▶ TASK DIRECTIONS
Reproduce every line of the listing below verbatim.

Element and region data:

[START]

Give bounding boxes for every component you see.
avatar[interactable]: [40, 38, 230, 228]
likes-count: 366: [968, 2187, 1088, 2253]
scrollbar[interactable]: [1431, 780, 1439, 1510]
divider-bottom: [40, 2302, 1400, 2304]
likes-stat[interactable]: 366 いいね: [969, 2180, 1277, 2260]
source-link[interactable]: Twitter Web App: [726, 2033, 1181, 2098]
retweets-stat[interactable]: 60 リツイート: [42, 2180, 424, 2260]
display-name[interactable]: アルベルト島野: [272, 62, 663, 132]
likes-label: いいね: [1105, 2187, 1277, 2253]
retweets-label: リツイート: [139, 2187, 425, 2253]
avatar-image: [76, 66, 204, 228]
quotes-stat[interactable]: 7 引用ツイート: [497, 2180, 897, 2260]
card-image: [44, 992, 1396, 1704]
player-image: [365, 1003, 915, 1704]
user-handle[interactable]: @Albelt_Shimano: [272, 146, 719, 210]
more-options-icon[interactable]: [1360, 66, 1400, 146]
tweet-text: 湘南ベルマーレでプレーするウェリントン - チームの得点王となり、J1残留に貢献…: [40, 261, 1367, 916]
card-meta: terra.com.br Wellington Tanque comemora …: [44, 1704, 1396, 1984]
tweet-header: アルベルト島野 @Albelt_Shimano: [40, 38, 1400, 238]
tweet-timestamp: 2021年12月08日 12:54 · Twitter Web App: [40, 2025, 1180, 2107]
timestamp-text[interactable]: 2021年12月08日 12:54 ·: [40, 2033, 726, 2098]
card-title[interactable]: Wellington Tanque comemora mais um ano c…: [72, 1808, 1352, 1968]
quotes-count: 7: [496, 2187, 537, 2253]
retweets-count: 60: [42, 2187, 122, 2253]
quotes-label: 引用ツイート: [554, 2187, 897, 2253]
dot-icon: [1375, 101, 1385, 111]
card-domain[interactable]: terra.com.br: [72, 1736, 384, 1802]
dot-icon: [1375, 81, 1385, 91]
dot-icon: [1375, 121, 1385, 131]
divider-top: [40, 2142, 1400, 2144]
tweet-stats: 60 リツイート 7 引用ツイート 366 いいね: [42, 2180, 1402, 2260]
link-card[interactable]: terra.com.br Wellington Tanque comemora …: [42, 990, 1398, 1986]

[END]

▶ RESULT OF THE TASK
Give bounding boxes for every component you see.
avatar[interactable]: [40, 38, 230, 228]
likes-count: 366: [968, 2187, 1088, 2253]
scrollbar[interactable]: [1431, 780, 1439, 1510]
divider-bottom: [40, 2302, 1400, 2304]
likes-stat[interactable]: 366 いいね: [969, 2180, 1277, 2260]
source-link[interactable]: Twitter Web App: [726, 2033, 1181, 2098]
retweets-stat[interactable]: 60 リツイート: [42, 2180, 424, 2260]
display-name[interactable]: アルベルト島野: [272, 62, 663, 132]
likes-label: いいね: [1105, 2187, 1277, 2253]
retweets-label: リツイート: [139, 2187, 425, 2253]
avatar-image: [76, 66, 204, 228]
quotes-stat[interactable]: 7 引用ツイート: [497, 2180, 897, 2260]
card-image: [44, 992, 1396, 1704]
player-image: [365, 1003, 915, 1704]
user-handle[interactable]: @Albelt_Shimano: [272, 146, 719, 210]
more-options-icon[interactable]: [1360, 66, 1400, 146]
tweet-text: 湘南ベルマーレでプレーするウェリントン - チームの得点王となり、J1残留に貢献…: [40, 261, 1367, 916]
card-meta: terra.com.br Wellington Tanque comemora …: [44, 1704, 1396, 1984]
tweet-header: アルベルト島野 @Albelt_Shimano: [40, 38, 1400, 238]
tweet-timestamp: 2021年12月08日 12:54 · Twitter Web App: [40, 2025, 1180, 2107]
timestamp-text[interactable]: 2021年12月08日 12:54 ·: [40, 2033, 726, 2098]
card-title[interactable]: Wellington Tanque comemora mais um ano c…: [72, 1808, 1352, 1968]
quotes-count: 7: [496, 2187, 537, 2253]
retweets-count: 60: [42, 2187, 122, 2253]
quotes-label: 引用ツイート: [554, 2187, 897, 2253]
dot-icon: [1375, 101, 1385, 111]
card-domain[interactable]: terra.com.br: [72, 1736, 384, 1802]
dot-icon: [1375, 81, 1385, 91]
dot-icon: [1375, 121, 1385, 131]
divider-top: [40, 2142, 1400, 2144]
tweet-stats: 60 リツイート 7 引用ツイート 366 いいね: [42, 2180, 1402, 2260]
link-card[interactable]: terra.com.br Wellington Tanque comemora …: [42, 990, 1398, 1986]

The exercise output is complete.